-- Start Data in this exercise --

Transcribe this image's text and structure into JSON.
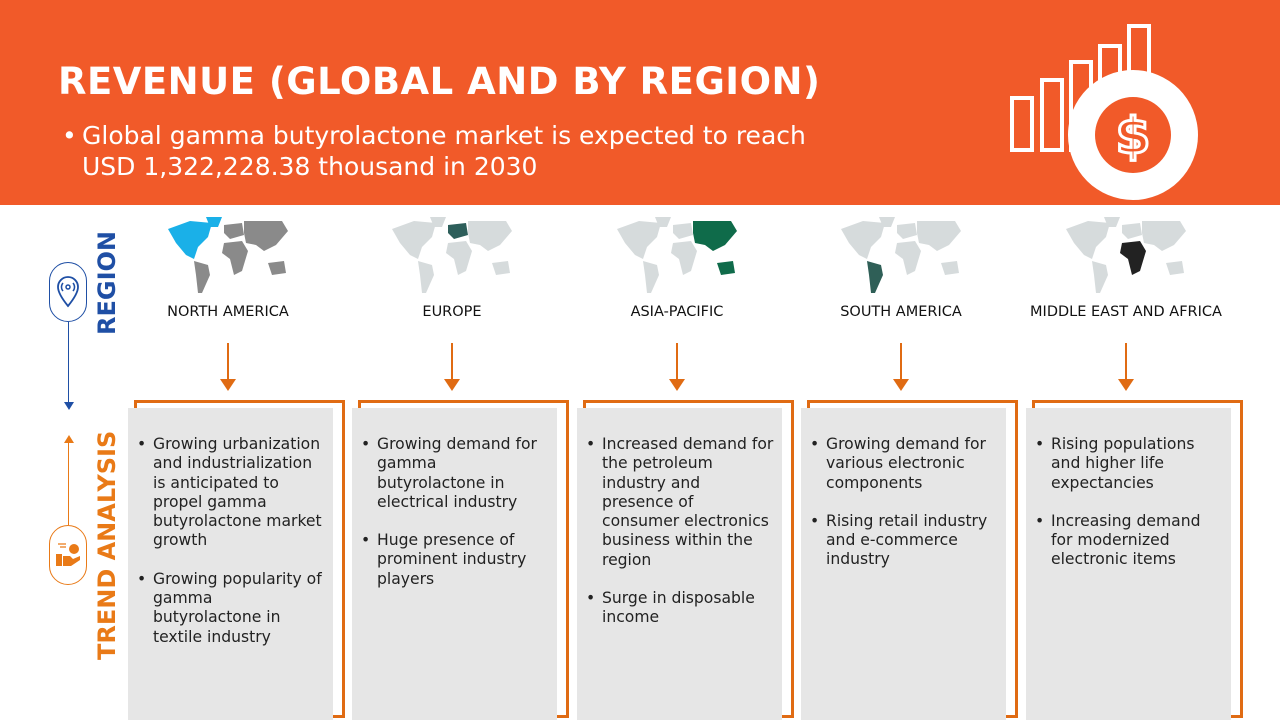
{
  "header": {
    "title": "REVENUE (GLOBAL AND BY REGION)",
    "bullet": "Global gamma butyrolactone market is expected to reach USD 1,322,228.38 thousand in 2030",
    "icon": "revenue-growth-dollar-icon",
    "bg_color": "#F15A29"
  },
  "side": {
    "region_label": "REGION",
    "trend_label": "TREND ANALYSIS",
    "region_icon": "location-pin-icon",
    "trend_icon": "hand-coin-icon",
    "region_color": "#1F4FA5",
    "trend_color": "#E97A17"
  },
  "regions": [
    {
      "name": "NORTH AMERICA",
      "highlight": "#1AB0E8",
      "trends": [
        "Growing urbanization and industrialization is anticipated to propel gamma butyrolactone market growth",
        "Growing popularity of gamma butyrolactone in textile industry"
      ]
    },
    {
      "name": "EUROPE",
      "highlight": "#2D5E5A",
      "trends": [
        "Growing demand for gamma butyrolactone in electrical industry",
        "Huge presence of prominent industry players"
      ]
    },
    {
      "name": "ASIA-PACIFIC",
      "highlight": "#0F6B4A",
      "trends": [
        "Increased demand for the petroleum industry and presence of consumer electronics business within the region",
        "Surge in disposable income"
      ]
    },
    {
      "name": "SOUTH AMERICA",
      "highlight": "#2F5F57",
      "trends": [
        "Growing demand for various electronic components",
        "Rising retail industry and e-commerce industry"
      ]
    },
    {
      "name": "MIDDLE EAST AND AFRICA",
      "highlight": "#222222",
      "trends": [
        "Rising populations and higher life expectancies",
        "Increasing demand for modernized electronic items"
      ]
    }
  ]
}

-- End Data in this exercise --

*Goal:* Make an exact copy of all the material, but keep the pictures out of it.

*Solution to the problem:*
Transcribe this image's text and structure into JSON.
{
  "header": {
    "title": "REVENUE (GLOBAL AND BY REGION)",
    "bullet": "Global gamma butyrolactone market is expected to reach USD 1,322,228.38 thousand in 2030",
    "icon": "revenue-growth-dollar-icon",
    "bg_color": "#F15A29"
  },
  "side": {
    "region_label": "REGION",
    "trend_label": "TREND ANALYSIS",
    "region_icon": "location-pin-icon",
    "trend_icon": "hand-coin-icon",
    "region_color": "#1F4FA5",
    "trend_color": "#E97A17"
  },
  "regions": [
    {
      "name": "NORTH AMERICA",
      "highlight": "#1AB0E8",
      "trends": [
        "Growing urbanization and industrialization is anticipated to propel gamma butyrolactone market growth",
        "Growing popularity of gamma butyrolactone in textile industry"
      ]
    },
    {
      "name": "EUROPE",
      "highlight": "#2D5E5A",
      "trends": [
        "Growing demand for gamma butyrolactone in electrical industry",
        "Huge presence of prominent industry players"
      ]
    },
    {
      "name": "ASIA-PACIFIC",
      "highlight": "#0F6B4A",
      "trends": [
        "Increased demand for the petroleum industry and presence of consumer electronics business within the region",
        "Surge in disposable income"
      ]
    },
    {
      "name": "SOUTH AMERICA",
      "highlight": "#2F5F57",
      "trends": [
        "Growing demand for various electronic components",
        "Rising retail industry and e-commerce industry"
      ]
    },
    {
      "name": "MIDDLE EAST AND AFRICA",
      "highlight": "#222222",
      "trends": [
        "Rising populations and higher life expectancies",
        "Increasing demand for modernized electronic items"
      ]
    }
  ]
}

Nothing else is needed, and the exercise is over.